Work to do — Look for the word "only" in the entries below, then copy every line that has it.

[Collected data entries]
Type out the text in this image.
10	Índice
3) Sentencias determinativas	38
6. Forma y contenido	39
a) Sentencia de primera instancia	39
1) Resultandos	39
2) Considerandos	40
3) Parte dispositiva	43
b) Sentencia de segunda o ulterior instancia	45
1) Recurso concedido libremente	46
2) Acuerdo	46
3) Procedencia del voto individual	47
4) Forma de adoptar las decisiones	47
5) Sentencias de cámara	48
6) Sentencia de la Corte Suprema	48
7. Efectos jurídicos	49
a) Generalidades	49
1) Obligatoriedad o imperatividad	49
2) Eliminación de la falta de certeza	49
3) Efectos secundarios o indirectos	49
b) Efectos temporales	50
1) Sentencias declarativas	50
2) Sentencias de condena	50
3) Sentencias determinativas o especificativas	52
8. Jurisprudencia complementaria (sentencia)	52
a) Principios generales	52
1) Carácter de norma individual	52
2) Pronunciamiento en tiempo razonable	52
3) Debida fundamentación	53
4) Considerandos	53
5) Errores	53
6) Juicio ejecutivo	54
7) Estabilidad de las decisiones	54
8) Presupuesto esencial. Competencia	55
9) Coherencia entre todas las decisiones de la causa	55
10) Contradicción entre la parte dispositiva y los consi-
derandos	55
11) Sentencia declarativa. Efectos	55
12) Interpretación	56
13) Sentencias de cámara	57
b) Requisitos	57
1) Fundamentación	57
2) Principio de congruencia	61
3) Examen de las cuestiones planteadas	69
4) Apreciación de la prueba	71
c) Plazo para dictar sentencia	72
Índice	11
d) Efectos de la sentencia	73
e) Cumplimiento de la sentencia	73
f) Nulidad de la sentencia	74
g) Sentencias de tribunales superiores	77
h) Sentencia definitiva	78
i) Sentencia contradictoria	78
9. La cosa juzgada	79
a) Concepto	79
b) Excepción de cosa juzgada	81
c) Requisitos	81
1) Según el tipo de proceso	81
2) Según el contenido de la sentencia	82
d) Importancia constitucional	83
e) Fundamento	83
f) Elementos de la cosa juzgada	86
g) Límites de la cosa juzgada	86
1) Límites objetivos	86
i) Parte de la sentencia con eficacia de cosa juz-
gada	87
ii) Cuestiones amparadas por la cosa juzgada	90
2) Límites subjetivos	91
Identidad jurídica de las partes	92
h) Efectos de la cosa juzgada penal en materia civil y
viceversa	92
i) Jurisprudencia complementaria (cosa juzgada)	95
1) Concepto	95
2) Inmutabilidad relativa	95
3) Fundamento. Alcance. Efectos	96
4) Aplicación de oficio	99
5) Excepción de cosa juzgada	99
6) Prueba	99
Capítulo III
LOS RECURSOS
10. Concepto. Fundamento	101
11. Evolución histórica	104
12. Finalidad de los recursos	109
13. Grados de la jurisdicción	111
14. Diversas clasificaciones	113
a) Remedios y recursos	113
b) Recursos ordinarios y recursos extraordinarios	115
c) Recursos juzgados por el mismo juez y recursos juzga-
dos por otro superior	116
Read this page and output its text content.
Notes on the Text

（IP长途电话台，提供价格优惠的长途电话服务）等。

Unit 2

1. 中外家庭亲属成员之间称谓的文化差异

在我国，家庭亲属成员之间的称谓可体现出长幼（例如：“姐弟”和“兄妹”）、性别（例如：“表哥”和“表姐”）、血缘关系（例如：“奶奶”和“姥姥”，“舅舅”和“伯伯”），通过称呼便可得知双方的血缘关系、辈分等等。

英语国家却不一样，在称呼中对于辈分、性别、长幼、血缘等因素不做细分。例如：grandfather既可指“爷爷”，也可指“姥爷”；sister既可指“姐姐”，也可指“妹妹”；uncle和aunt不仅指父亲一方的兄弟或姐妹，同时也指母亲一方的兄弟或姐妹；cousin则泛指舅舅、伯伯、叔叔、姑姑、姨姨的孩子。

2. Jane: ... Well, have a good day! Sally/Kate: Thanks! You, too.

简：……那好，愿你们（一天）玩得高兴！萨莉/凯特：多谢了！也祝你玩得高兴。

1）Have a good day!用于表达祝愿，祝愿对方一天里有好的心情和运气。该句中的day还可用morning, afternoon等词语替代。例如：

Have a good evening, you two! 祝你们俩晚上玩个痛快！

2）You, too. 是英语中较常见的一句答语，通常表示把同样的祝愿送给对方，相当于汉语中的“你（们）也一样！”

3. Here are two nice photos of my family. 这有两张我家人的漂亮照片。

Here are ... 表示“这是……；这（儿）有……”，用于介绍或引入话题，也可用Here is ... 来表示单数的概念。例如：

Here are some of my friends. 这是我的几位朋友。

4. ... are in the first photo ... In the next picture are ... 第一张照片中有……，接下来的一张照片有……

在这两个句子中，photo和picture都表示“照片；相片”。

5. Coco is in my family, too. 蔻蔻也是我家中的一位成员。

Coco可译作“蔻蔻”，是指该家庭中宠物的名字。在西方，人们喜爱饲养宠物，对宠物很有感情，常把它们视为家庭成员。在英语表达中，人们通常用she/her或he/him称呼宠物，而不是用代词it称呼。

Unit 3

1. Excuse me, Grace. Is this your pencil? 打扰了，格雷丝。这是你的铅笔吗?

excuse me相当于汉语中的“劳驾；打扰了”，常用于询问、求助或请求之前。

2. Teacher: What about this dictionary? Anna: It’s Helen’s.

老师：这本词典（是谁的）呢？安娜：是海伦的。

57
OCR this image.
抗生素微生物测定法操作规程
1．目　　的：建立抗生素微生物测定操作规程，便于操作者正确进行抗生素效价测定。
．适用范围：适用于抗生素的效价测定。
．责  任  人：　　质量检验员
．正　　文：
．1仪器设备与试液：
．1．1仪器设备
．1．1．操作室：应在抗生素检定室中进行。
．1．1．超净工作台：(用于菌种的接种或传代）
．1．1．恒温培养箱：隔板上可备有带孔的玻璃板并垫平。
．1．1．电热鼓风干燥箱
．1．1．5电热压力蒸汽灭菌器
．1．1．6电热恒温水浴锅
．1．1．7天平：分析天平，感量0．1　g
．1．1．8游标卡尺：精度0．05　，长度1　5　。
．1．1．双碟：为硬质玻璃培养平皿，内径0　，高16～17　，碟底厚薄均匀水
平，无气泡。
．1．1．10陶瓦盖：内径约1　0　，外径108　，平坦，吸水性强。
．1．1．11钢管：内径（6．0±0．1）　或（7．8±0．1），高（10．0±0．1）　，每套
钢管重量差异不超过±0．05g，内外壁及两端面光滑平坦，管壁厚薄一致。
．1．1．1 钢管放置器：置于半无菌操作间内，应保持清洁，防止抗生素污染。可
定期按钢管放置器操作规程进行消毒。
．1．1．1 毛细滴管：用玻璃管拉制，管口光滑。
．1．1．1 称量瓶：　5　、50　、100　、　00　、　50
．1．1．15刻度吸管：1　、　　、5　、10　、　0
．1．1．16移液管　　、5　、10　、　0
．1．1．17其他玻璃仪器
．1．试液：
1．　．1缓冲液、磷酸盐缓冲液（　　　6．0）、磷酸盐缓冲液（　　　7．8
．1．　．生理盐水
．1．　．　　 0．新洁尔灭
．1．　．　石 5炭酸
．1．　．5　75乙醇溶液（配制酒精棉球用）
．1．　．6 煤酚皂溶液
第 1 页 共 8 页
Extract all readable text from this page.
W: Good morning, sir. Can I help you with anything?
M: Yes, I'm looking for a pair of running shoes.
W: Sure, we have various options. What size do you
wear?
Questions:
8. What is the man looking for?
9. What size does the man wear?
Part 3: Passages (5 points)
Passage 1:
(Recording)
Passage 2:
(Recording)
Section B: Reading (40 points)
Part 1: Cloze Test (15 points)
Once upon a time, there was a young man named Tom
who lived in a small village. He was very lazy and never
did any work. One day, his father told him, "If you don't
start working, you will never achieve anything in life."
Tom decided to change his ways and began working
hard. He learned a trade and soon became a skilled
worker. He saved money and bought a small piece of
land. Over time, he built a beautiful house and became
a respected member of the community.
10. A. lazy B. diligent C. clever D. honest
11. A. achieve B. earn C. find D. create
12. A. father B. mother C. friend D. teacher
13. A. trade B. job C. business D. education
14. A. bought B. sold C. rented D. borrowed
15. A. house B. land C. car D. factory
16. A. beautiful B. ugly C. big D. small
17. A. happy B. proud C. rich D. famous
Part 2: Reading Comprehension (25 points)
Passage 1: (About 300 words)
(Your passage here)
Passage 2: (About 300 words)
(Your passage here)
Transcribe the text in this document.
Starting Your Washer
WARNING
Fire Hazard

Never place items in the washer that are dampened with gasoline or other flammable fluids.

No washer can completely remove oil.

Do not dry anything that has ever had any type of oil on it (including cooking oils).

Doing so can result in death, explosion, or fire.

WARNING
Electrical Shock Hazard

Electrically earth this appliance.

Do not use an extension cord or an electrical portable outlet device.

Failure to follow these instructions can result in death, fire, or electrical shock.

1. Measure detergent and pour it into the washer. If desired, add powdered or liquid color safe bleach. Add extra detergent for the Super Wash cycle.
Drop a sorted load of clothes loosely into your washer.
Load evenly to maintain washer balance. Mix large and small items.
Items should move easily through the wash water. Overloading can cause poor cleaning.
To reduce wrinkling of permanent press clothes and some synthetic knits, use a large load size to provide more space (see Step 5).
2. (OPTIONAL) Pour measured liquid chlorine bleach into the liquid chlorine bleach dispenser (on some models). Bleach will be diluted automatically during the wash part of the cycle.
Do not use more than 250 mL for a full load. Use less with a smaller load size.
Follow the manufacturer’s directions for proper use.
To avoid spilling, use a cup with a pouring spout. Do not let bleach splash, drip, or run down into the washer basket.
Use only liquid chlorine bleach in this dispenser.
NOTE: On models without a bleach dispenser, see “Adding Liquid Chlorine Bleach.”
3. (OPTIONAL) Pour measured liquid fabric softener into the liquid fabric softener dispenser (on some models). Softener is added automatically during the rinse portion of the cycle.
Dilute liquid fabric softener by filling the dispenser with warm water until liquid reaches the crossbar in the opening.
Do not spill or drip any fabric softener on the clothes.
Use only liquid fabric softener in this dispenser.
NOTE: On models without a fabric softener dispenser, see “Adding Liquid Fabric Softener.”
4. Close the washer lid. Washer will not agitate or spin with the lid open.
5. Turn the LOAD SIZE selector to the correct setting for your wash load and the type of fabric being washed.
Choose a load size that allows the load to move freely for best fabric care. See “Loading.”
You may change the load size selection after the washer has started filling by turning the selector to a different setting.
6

Task solution —
Use only liquid chlorine bleach in this dispenser.
Use only liquid fabric softener in this dispenser.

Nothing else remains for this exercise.